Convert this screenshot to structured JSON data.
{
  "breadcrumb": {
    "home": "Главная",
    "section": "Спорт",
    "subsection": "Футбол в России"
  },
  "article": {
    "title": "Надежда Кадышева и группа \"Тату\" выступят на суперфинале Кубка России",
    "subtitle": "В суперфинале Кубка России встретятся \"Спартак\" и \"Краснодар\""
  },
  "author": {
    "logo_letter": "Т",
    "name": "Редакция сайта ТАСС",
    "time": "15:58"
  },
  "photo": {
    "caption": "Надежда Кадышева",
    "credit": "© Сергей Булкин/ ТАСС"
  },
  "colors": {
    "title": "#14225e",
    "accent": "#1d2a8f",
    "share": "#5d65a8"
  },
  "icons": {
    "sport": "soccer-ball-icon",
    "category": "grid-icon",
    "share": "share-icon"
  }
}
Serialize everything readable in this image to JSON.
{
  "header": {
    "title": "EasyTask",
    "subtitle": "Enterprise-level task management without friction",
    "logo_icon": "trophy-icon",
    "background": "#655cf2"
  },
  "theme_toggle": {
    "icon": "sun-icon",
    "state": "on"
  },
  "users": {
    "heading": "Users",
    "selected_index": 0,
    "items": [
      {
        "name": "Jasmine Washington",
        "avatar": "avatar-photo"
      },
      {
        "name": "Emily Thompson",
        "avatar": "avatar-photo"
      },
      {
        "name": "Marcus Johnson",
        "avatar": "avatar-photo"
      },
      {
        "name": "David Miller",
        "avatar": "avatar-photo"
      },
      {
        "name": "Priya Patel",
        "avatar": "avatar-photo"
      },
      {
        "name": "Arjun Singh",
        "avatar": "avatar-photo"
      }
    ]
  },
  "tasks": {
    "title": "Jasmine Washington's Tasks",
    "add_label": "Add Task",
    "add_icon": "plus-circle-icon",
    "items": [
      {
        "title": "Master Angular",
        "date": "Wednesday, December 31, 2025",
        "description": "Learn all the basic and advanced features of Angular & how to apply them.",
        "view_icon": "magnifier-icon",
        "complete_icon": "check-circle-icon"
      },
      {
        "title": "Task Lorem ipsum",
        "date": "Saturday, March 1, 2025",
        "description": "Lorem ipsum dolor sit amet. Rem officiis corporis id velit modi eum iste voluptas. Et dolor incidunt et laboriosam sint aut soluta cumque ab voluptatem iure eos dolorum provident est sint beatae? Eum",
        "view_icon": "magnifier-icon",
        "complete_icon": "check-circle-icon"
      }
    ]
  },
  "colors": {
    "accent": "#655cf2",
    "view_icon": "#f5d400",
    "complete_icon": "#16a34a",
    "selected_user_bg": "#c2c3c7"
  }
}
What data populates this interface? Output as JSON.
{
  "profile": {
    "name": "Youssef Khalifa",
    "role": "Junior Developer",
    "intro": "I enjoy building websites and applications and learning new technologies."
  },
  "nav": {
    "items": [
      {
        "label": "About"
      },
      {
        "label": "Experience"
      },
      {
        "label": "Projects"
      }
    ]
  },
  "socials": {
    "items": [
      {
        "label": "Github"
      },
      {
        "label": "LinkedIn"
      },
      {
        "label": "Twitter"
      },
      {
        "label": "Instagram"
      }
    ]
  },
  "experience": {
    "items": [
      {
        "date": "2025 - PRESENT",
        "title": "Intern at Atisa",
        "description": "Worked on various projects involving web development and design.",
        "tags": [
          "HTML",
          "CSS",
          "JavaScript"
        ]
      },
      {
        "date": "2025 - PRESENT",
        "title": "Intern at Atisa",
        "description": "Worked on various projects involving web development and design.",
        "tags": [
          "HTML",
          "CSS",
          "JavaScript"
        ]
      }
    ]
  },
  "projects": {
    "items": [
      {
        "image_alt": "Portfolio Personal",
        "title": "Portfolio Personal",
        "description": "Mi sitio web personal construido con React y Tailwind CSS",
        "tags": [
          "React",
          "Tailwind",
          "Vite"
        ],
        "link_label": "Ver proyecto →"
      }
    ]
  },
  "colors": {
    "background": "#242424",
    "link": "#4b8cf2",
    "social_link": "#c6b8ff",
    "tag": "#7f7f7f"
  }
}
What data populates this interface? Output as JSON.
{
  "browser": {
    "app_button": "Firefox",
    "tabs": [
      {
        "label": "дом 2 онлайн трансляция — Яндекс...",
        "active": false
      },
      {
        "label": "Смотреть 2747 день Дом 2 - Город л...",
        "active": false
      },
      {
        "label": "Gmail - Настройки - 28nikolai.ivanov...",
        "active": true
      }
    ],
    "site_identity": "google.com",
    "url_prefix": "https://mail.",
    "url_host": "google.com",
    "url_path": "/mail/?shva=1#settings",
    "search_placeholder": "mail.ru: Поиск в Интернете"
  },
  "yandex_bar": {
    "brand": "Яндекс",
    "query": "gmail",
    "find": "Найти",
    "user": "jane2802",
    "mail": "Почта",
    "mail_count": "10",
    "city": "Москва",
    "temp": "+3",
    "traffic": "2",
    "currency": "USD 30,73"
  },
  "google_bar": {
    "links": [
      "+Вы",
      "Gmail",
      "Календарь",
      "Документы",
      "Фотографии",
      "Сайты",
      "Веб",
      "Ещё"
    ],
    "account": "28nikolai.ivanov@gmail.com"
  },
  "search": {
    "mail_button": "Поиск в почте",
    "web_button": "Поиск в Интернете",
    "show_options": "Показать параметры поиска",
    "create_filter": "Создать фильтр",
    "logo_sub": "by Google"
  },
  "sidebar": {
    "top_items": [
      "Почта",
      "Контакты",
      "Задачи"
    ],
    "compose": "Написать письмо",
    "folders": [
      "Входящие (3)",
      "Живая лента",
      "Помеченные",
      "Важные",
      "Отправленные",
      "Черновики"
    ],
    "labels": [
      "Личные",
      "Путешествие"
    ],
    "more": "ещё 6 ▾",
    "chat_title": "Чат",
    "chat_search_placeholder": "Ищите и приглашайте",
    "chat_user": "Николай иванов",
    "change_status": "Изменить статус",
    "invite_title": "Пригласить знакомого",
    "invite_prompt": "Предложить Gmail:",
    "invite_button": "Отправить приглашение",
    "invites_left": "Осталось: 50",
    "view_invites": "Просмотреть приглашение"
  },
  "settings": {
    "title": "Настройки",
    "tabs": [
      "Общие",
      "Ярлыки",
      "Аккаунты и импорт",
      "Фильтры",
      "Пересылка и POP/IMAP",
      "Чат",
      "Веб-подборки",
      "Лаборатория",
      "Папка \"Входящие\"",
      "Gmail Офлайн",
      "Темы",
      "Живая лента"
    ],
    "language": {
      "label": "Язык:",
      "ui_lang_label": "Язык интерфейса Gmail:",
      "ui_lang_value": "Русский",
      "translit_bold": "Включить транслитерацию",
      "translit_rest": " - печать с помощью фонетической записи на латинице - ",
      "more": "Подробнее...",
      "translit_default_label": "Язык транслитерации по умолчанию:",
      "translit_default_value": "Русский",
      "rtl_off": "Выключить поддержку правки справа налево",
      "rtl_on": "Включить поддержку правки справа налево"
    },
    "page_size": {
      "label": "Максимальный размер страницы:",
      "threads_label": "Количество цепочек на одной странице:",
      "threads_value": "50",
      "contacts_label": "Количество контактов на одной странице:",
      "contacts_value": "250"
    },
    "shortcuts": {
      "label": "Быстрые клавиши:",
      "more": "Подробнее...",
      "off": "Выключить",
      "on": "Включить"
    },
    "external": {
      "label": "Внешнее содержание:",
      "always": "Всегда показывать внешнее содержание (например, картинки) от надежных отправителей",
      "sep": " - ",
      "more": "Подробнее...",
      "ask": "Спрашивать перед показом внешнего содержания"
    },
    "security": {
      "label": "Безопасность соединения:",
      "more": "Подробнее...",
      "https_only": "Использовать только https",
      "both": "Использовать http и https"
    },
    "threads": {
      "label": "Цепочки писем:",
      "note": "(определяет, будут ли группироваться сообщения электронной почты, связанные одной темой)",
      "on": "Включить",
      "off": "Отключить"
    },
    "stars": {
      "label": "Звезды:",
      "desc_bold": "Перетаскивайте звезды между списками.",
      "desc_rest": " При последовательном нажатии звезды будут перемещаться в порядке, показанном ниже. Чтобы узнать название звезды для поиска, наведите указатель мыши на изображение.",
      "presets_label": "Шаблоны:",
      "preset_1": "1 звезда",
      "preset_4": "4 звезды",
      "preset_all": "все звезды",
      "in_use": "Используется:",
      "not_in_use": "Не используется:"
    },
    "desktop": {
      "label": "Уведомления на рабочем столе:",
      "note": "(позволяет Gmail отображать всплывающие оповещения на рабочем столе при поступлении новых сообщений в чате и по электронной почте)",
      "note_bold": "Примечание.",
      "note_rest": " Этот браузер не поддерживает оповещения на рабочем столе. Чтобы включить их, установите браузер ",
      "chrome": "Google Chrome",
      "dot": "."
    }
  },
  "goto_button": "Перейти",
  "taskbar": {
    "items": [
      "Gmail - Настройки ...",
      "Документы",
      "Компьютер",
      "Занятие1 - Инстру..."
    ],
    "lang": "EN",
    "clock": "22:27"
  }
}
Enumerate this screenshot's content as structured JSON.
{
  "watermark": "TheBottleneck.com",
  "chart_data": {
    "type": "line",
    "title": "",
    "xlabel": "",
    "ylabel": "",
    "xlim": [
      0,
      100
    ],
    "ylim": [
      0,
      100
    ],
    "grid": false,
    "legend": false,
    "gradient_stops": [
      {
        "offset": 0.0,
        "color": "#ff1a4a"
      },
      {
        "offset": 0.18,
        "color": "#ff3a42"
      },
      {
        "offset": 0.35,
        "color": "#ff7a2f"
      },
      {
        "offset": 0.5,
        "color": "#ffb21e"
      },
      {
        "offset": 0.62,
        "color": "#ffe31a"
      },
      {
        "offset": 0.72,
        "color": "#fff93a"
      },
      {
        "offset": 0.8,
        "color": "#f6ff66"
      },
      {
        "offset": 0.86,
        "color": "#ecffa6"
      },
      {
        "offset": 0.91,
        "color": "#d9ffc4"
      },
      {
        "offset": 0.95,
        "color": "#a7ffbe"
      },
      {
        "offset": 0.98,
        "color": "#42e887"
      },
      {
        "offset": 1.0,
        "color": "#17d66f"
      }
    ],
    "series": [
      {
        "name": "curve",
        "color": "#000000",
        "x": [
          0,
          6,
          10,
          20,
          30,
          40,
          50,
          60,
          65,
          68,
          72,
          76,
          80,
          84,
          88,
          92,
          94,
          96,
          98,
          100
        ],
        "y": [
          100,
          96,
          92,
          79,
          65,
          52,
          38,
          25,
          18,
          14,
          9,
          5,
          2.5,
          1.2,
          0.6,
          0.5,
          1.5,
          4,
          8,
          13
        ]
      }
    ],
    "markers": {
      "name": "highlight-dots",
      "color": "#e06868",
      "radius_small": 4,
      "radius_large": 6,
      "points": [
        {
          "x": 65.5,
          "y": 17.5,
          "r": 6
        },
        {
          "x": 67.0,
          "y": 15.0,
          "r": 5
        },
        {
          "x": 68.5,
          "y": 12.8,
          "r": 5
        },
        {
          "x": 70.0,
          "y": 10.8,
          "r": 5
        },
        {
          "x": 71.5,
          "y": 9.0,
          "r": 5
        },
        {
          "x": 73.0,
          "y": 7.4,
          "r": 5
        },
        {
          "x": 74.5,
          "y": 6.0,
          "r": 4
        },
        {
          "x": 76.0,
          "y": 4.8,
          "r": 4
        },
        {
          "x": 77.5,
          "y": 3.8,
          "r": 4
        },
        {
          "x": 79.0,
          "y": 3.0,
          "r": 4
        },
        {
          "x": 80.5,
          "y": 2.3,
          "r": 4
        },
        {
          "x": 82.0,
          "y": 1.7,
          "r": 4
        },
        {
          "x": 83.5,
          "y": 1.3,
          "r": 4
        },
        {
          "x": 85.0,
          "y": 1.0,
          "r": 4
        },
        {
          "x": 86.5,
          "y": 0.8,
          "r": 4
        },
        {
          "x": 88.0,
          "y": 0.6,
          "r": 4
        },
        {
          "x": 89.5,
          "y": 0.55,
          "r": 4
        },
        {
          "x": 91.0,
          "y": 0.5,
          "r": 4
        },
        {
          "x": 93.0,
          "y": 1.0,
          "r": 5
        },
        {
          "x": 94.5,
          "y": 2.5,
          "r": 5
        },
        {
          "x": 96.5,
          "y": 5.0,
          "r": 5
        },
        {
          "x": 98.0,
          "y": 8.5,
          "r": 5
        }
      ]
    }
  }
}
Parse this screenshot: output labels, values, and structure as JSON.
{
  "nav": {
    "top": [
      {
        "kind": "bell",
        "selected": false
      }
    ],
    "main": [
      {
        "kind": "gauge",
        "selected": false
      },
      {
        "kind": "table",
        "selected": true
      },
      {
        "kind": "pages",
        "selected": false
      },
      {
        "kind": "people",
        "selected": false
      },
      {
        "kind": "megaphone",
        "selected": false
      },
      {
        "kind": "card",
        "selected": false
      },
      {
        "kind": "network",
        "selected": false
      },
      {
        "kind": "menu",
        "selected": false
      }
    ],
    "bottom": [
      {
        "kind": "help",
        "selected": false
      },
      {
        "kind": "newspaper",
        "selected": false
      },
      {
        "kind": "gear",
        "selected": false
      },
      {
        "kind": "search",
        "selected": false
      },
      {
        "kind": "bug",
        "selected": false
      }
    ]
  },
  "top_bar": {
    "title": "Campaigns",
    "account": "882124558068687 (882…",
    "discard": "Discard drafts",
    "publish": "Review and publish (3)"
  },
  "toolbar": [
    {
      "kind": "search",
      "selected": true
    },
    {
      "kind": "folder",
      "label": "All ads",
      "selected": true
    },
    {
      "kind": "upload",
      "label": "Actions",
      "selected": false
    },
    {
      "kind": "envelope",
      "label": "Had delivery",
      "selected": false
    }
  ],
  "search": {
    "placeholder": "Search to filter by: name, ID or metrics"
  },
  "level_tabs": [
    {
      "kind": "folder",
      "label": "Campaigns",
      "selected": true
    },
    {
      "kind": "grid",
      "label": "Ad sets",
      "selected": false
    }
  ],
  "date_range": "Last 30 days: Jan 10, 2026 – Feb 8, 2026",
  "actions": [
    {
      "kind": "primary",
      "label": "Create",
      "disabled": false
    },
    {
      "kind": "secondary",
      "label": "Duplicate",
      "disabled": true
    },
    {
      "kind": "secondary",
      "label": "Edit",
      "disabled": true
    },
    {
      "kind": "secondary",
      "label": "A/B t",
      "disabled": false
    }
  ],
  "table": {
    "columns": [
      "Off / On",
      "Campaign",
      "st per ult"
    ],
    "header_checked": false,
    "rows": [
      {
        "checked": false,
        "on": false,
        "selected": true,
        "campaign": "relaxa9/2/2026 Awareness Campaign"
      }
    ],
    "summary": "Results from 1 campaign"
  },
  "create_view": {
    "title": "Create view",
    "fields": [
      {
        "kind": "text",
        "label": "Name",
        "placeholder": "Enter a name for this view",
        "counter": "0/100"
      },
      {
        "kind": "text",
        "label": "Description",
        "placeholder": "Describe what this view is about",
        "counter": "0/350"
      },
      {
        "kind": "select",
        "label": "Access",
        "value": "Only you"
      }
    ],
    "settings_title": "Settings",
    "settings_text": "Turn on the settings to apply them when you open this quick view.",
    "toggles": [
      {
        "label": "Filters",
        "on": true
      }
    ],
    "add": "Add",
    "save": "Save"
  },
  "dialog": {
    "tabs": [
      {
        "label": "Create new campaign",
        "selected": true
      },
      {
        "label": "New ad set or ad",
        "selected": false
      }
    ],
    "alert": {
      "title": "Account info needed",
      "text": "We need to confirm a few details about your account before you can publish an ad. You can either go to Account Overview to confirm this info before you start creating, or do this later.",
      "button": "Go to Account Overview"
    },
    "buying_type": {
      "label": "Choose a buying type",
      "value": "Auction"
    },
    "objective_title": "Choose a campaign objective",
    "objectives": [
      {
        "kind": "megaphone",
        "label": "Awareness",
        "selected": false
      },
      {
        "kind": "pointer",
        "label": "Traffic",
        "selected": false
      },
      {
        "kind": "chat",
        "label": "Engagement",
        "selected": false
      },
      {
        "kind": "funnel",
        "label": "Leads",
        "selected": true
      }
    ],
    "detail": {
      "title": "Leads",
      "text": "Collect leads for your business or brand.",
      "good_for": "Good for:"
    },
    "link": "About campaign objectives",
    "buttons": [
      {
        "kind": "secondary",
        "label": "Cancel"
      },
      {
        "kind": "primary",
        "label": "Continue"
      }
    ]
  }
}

**Instructions to follow**.
Give only a number: how many lines of the data hold the string "оповещения"?

**Expected answer**.
2